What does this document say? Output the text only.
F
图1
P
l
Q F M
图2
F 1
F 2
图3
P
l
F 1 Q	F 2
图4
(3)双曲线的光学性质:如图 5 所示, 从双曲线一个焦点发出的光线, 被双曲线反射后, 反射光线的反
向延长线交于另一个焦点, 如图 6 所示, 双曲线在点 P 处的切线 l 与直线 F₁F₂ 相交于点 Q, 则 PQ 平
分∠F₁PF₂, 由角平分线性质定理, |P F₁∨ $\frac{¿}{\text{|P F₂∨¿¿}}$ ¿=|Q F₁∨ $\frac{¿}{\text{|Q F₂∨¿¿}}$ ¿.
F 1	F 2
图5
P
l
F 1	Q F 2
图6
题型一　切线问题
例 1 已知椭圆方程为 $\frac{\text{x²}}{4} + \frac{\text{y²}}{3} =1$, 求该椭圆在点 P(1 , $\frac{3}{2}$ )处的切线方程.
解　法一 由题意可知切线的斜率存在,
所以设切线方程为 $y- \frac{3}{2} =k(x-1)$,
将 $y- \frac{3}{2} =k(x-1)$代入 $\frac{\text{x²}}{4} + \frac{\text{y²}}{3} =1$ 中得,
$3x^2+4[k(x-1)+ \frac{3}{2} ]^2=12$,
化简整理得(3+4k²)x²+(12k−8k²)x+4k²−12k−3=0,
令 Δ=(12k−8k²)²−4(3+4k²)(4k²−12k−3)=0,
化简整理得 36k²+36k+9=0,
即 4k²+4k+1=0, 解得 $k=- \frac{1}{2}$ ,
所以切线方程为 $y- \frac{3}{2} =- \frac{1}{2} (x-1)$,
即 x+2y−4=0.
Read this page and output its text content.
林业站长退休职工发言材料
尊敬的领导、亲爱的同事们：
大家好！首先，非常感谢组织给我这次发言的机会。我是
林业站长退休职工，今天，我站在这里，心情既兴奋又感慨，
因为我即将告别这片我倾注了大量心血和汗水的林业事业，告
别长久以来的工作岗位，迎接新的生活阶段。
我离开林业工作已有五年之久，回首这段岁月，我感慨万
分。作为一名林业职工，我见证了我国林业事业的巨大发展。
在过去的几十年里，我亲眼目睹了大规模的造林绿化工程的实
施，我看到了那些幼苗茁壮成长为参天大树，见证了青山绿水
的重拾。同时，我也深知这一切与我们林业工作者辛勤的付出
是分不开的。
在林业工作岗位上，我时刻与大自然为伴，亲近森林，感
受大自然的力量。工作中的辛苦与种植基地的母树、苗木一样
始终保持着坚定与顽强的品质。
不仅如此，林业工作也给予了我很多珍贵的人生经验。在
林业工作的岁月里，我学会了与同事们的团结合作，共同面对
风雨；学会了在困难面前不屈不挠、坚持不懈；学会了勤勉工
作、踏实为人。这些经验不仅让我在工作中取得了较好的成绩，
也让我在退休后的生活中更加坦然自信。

————————

**The task:** A single figure is required: the number of lines above in which the word "frac" occurs.

**Exercise result:** 7